*TEXT:*
When using an application configuration with the spring.datasource.url key populated, Spring takes care of instantiating the transaction manager for you. In our case, since we are using custom keys to define data sources and that we want to wrap an existing transaction manager, we have to do this work.

Our project was already using the JPA transaction manager, so we started by creating a bean for that.

We then create the transactionManager bean which is our custom wrapping transaction manager. We provide it with the jpaTransactionManager in order to use it and let it manage transactions. You can find the implementation of this transaction manager below.

The entityManagerFactory bean is needed to make sure the entity manager can be instantiated properly and use our routing data source. This allows it to use the proper data source and scan the right package for @Entity annotations.

The globalClusterRoutingDataSourceMetricsConfiguration bean is created to expose metrics for the secondary data source. You can find the code of this class in the demo application here.

The primaryDataSourceProperties and secondaryDataSourceProperties are the beans that take care of reading the configuration defined earlier.

Finally, the routingDataSource is the bean that implements AbstractRoutingDataSource.

Routing Data Source

Spring already has something in place to help route getConnection() calls to various data sources based on lookup keys. To achieve this you can extend the AbstractRoutingDataSource class. Here is what our implementation looks like.

public class GlobalClusterRoutingDataSource extends AbstractRoutingDataSource { private final HikariDataSource primaryDataSource; private final HikariDataSource secondaryDataSource;

public GlobalClusterRoutingDataSource(HikariDataSource primary, HikariDataSource secondary) { primaryDataSource = Objects.requireNonNull(primary); secondaryDataSource = Objects.requireNonNull(secondary);

Map<Object, Object> dataSources = Map.of(DataSourceType.PRIMARY, primary, DataSourceType.SECONDARY, secondary); super.setTargetDataSources(dataSources); super.setDefaultTargetDataSource(primary); }

public HikariDataSource getPrimaryDataSource() { return primaryDataSource; }

public HikariDataSource getSecondaryDataSource() { return secondaryDataSource; }

@Override protected Object determineCurrentLookupKey() { return TransactionSynchronizationManager.getResource(GLOBAL_CLUSTER_DATA_SOURCE_TYPE_KEY); }

public enum DataSourceType { PRIMARY, SECONDARY } }

The important method is determineCurrentLookupKey(). In it, we specify where to read which data source to use. In our case, we are storing this value in the resource map defined in the TransactionSynchronizationManager. Using the transaction synchronization manager ensures that we don’t overwrite this value. More on it can be found in the Spring documentation.

*DATA SHOWN:*
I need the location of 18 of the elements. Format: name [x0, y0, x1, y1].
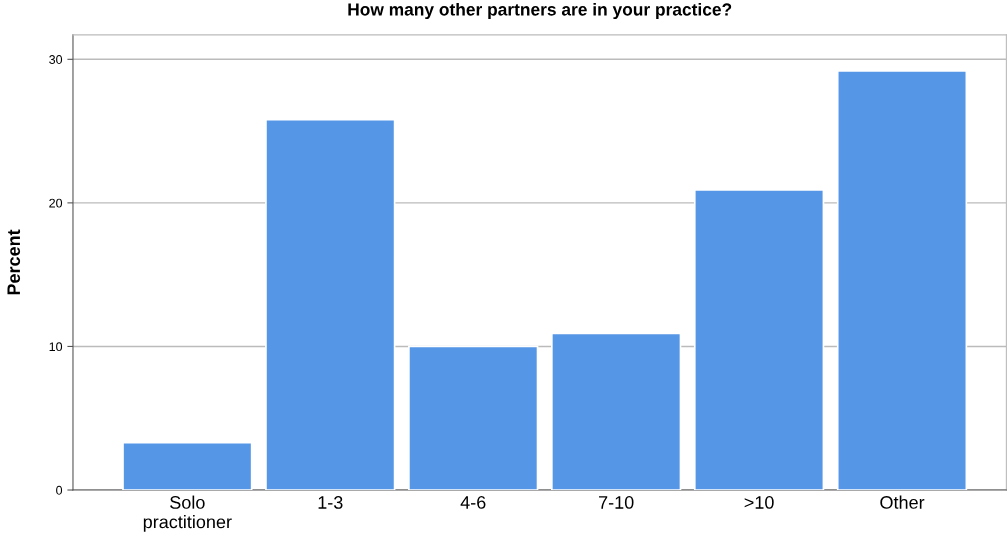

*REQUIRED TASK:* Print the passage of the Spring data source text between "When using an" and "do this work.", inclusive. The listing plays no part in this work.

*THE SOLUTION:*
When using an application configuration with the spring.datasource.url key populated, Spring takes care of instantiating the transaction manager for you. In our case, since we are using custom keys to define data sources and that we want to wrap an existing transaction manager, we have to do this work.